- **WHAT THIS TASK INVOLVES**
From the listing below, extract each entry exactly as written, minus the images.

- **DATA EXTRACT**
──────
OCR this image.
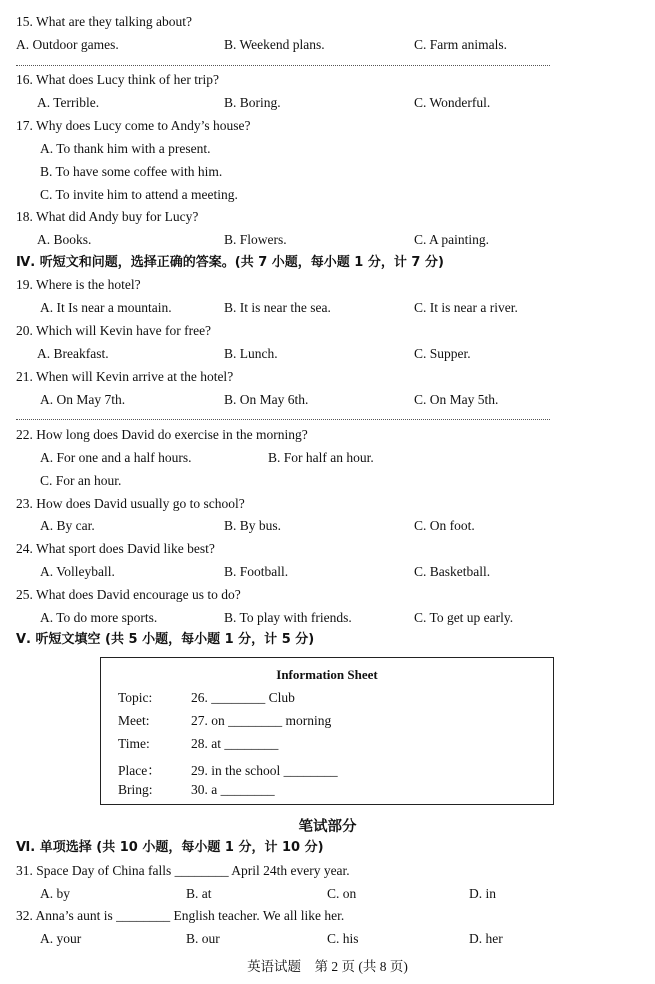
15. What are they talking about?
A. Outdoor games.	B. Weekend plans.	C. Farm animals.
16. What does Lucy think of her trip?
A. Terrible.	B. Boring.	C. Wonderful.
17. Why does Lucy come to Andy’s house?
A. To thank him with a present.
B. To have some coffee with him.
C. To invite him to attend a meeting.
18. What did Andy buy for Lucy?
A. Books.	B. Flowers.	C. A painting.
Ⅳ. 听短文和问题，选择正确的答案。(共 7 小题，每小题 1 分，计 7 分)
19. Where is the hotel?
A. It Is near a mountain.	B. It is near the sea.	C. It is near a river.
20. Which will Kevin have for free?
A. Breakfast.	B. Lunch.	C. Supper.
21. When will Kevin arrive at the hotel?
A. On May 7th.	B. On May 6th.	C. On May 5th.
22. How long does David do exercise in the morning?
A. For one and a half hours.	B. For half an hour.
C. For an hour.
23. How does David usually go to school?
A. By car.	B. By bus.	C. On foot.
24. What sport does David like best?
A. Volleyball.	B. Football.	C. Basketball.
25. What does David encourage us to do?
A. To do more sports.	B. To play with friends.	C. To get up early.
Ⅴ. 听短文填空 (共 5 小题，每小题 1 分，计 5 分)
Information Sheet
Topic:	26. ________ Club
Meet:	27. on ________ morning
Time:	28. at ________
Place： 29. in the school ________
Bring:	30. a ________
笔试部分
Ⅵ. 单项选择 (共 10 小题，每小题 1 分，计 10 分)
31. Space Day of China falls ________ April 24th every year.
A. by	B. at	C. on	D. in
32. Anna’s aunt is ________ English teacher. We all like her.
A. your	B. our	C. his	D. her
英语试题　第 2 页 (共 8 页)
──────
- **ANSWER TO THIS PROBLEM**
OCR this image.
15. What are they talking about?
A. Outdoor games.	B. Weekend plans.	C. Farm animals.
16. What does Lucy think of her trip?
A. Terrible.	B. Boring.	C. Wonderful.
17. Why does Lucy come to Andy’s house?
A. To thank him with a present.
B. To have some coffee with him.
C. To invite him to attend a meeting.
18. What did Andy buy for Lucy?
A. Books.	B. Flowers.	C. A painting.
Ⅳ. 听短文和问题，选择正确的答案。(共 7 小题，每小题 1 分，计 7 分)
19. Where is the hotel?
A. It Is near a mountain.	B. It is near the sea.	C. It is near a river.
20. Which will Kevin have for free?
A. Breakfast.	B. Lunch.	C. Supper.
21. When will Kevin arrive at the hotel?
A. On May 7th.	B. On May 6th.	C. On May 5th.
22. How long does David do exercise in the morning?
A. For one and a half hours.	B. For half an hour.
C. For an hour.
23. How does David usually go to school?
A. By car.	B. By bus.	C. On foot.
24. What sport does David like best?
A. Volleyball.	B. Football.	C. Basketball.
25. What does David encourage us to do?
A. To do more sports.	B. To play with friends.	C. To get up early.
Ⅴ. 听短文填空 (共 5 小题，每小题 1 分，计 5 分)
Information Sheet
Topic:	26. ________ Club
Meet:	27. on ________ morning
Time:	28. at ________
Place： 29. in the school ________
Bring:	30. a ________
笔试部分
Ⅵ. 单项选择 (共 10 小题，每小题 1 分，计 10 分)
31. Space Day of China falls ________ April 24th every year.
A. by	B. at	C. on	D. in
32. Anna’s aunt is ________ English teacher. We all like her.
A. your	B. our	C. his	D. her
英语试题　第 2 页 (共 8 页)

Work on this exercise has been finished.